* **Ausschnitt**:

Die Beats sind gewohnt lässig und haben immer diese überraschende Komponente, genauso Club- wie Auto- wie Kopfhörer-geeignet zu sein. Dafür sorgt auch wieder die Creme de la Creme der deutschen Hip-Hop-Produzenten Szene, wie Kid Simius, The Krauts und viele andere. Außerdem Features von zum Beispiel Trettmann, Audio88 oder Casper. Musikalisch ist „Verde“ also auch absolut ungestrecktes, sortenreines Dope. Wer Marteria mochte, aber mit Marsimoto nie so viel anfangen konnte, der kann nun vielleicht endlich ankommen. Denn nie war ein Album von Marterias Ersatz-Identität stimmiger und schlüssiger als dieses. Ein breiter Rapper trinkt halt auch mal nen Korn. Oder so.

 

 

                                                                                                                                  

 

Noch mehr Marsimoto

 

 

Die Fantastischen Vier - Captain Fantastic

 

 

Was tun, wenn man schon alles getan hat? Die fantastischen Vier hätten alle Optionen offen: Nur noch Solo-Platten machen, ganz mit der Musik aufhören, vielleicht nur noch als DJs durchs Land ziehen oder sich ganz auf dem Ruhm vergangener Tage ausruhen, hier und da mal eine Best of veröffentlichen, Festivals spielen und vielleicht noch vereinzelt Live-Platten rausbringen. So machen es viele alte Bands und die meisten von denen fahren nicht unbedingt schlecht damit. Aber die Fantas könnten das gar nicht. Die machen Musik, weil sie merken, dass sie müssen. Weil sie schon so aufeinander eingespielt sind, dass sie sich inspirieren, wenn sie zusammen sind. Wie lange man rappen kann? So lange man will, vermutlich. So hat es auch Michi Beck im Songpoeten-Podcast vor einem Jahr erzählt, als die Band mitten in der Vorbereitung zum neuesten Album steckte.

* **Aufgaben**:
**A.** Beantworte zum Ausschnitt über Marsimoto und die Fantastischen Vier diese Fragen:
(i) Welche Produzenten werden für „Verde“ namentlich genannt?
(ii) Welche Gäste sind laut dem Ausschnitt auf „Verde“ als Features zu hören?
(iii) Wer hat im Songpoeten-Podcast über die Arbeit der Fantastischen Vier am neuesten Album gesprochen?
**B.** Setze den Ausschnitt über Marsimoto und die Fantastischen Vier nach seinem letzten Satz mit einem Absatz fort.
Die Liste im Anschluss ist eigenständiges Material und gehört nicht zum Ausschnitt.

* **Datensatz**:
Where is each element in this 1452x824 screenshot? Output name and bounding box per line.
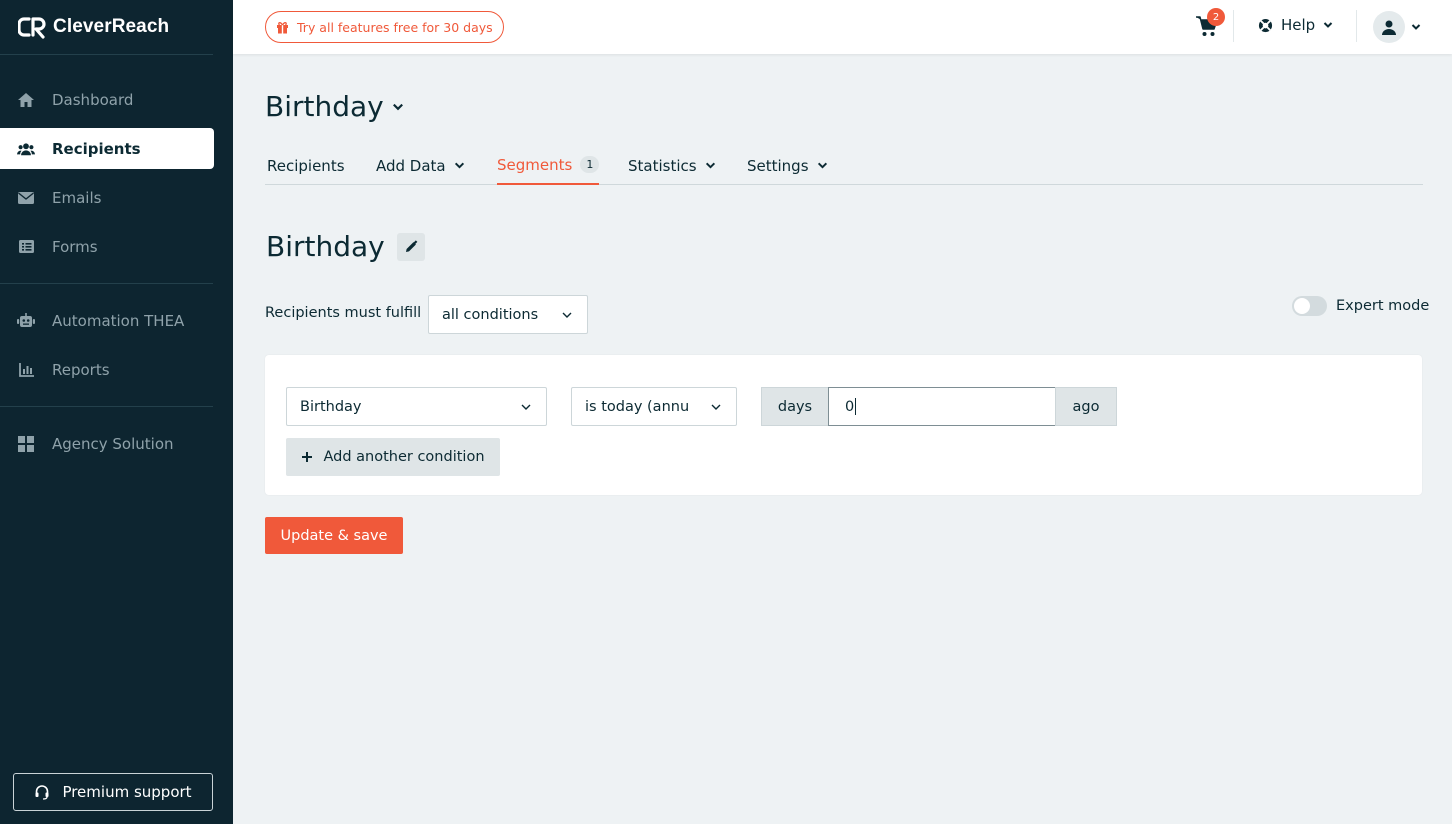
sidebar-item-label: Automation THEA	[52, 311, 185, 330]
pencil-icon	[405, 239, 418, 252]
logo[interactable]: CleverReach	[18, 14, 169, 40]
sidebar-item-label: Forms	[52, 237, 98, 256]
cleverreach-logo-icon	[18, 17, 46, 39]
update-save-button[interactable]: Update & save	[265, 517, 403, 554]
select-value: all conditions	[442, 306, 539, 323]
topbar: Try all features free for 30 days 2 Help	[233, 0, 1452, 54]
sidebar-item-label: Emails	[52, 188, 102, 207]
headset-icon	[35, 785, 49, 800]
tab-segments[interactable]: Segments 1	[497, 146, 600, 185]
chevron-down-icon	[817, 162, 827, 169]
condition-operator-select[interactable]: is today (annu	[571, 387, 737, 426]
brand-name: CleverReach	[53, 16, 170, 37]
condition-field-select[interactable]: Birthday	[286, 387, 547, 426]
tab-label: Segments	[497, 155, 573, 174]
help-menu[interactable]: Help	[1258, 16, 1333, 34]
plus-icon	[302, 452, 313, 462]
tab-label: Statistics	[628, 156, 697, 175]
segments-count-badge: 1	[580, 156, 600, 173]
avatar	[1373, 11, 1405, 43]
add-condition-label: Add another condition	[323, 449, 485, 465]
sidebar-divider	[0, 283, 213, 284]
grid-icon	[17, 435, 35, 453]
group-title-text: Birthday	[265, 90, 384, 123]
user-icon	[1382, 20, 1396, 35]
topbar-divider	[1233, 10, 1234, 42]
tab-statistics[interactable]: Statistics	[628, 146, 716, 185]
expert-mode-toggle[interactable]	[1292, 296, 1327, 316]
tab-settings[interactable]: Settings	[747, 146, 828, 185]
robot-icon	[17, 312, 35, 330]
sidebar-item-forms[interactable]: Forms	[0, 226, 214, 267]
conditions-match-select[interactable]: all conditions	[428, 295, 588, 334]
users-icon	[17, 140, 35, 158]
group-title[interactable]: Birthday	[265, 90, 404, 123]
expert-mode: Expert mode	[1292, 296, 1429, 316]
sidebar-divider	[0, 406, 213, 407]
sidebar-item-recipients[interactable]: Recipients	[0, 128, 214, 169]
chevron-down-icon	[1411, 24, 1421, 30]
chevron-down-icon	[705, 162, 715, 169]
tab-label: Recipients	[267, 156, 345, 175]
segment-title: Birthday	[266, 230, 425, 263]
topbar-divider	[1356, 10, 1357, 42]
sidebar-item-label: Recipients	[52, 139, 141, 158]
chevron-down-icon	[562, 312, 572, 318]
free-trial-label: Try all features free for 30 days	[297, 19, 493, 35]
chevron-down-icon	[1323, 22, 1333, 28]
premium-support-button[interactable]: Premium support	[13, 773, 213, 811]
ago-suffix-label: ago	[1055, 387, 1117, 426]
lifebuoy-icon	[1258, 18, 1273, 32]
envelope-icon	[17, 189, 35, 207]
sidebar-item-automation[interactable]: Automation THEA	[0, 300, 214, 341]
free-trial-button[interactable]: Try all features free for 30 days	[265, 11, 504, 43]
sidebar-item-agency-solution[interactable]: Agency Solution	[0, 423, 214, 464]
sidebar-item-dashboard[interactable]: Dashboard	[0, 79, 214, 120]
user-menu[interactable]	[1373, 11, 1421, 43]
help-label: Help	[1281, 16, 1316, 34]
edit-segment-name-button[interactable]	[396, 232, 425, 261]
tab-recipients[interactable]: Recipients	[267, 146, 345, 185]
sidebar-item-label: Dashboard	[52, 90, 134, 109]
days-prefix-label: days	[761, 387, 829, 426]
chevron-down-icon	[392, 103, 403, 110]
chevron-down-icon	[521, 404, 531, 410]
tab-add-data[interactable]: Add Data	[376, 146, 465, 185]
sidebar-divider	[0, 54, 213, 55]
sidebar-item-label: Agency Solution	[52, 434, 174, 453]
premium-support-label: Premium support	[62, 783, 192, 801]
sidebar-item-reports[interactable]: Reports	[0, 349, 214, 390]
gift-icon	[277, 21, 288, 33]
home-icon	[17, 91, 35, 109]
expert-mode-label: Expert mode	[1336, 298, 1430, 314]
days-value-input[interactable]: 0	[828, 387, 1056, 426]
tab-label: Add Data	[376, 156, 446, 175]
days-input-value: 0	[845, 398, 855, 415]
sidebar: CleverReach Dashboard Recipients Emails …	[0, 0, 233, 824]
cart-count-badge: 2	[1207, 8, 1225, 26]
sidebar-item-label: Reports	[52, 360, 110, 379]
form-icon	[17, 238, 35, 256]
fulfill-label: Recipients must fulfill	[265, 305, 422, 321]
chart-icon	[17, 361, 35, 379]
sidebar-item-emails[interactable]: Emails	[0, 177, 214, 218]
tab-label: Settings	[747, 156, 809, 175]
add-condition-button[interactable]: Add another condition	[286, 438, 500, 476]
select-value: is today (annu	[585, 398, 690, 415]
chevron-down-icon	[454, 162, 464, 169]
segment-title-text: Birthday	[266, 230, 385, 263]
text-cursor	[855, 398, 857, 415]
chevron-down-icon	[711, 404, 721, 410]
select-value: Birthday	[300, 398, 362, 415]
tabs: Recipients Add Data Segments 1 Statistic…	[265, 146, 1423, 185]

* **Lösungen**:
**A.**
(i) Kid Simius und The Krauts
(ii) Trettmann, Audio88 und Casper
(iii) Michi Beck

**B.**
Man trifft sich, man guckt, wie man miteinander auskommt und ob man noch Ideen hat und am Ende hat man auf einmal doch wieder ein Album zusammen. Dabei ist die Bambule, die um „Captain Fantastic“ gemacht wurde, bevor das Album überhaupt erhältlich war, schon einzigartig: In der Vorabsingle „Endzeitstimmung“ (übrigens mit herrlichem Buddy Miles „Them Changes“-Sample) bezieht die Band klar Stellung und zeigt dem modernen Rechtspopulismus und dem ganzen Hass, der die Köpfe der Menschen gerade weltweit zu vergiften scheint, das einzig richtige Körperteil: nämlich den Mittelfinger. Mit der Single „Tunnel“ hat die Band noch eine ganz andere Hitparade erobert: Das Video konnte man mit einer VR-App im eigenen Wohnzimmer stattfinden und die Band so virtuell einen Tunnel in den eigenen Boden bohren lassen, während sie diese zweite Vorab-Single performte und sich dabei von allen Seiten zusehen ließ.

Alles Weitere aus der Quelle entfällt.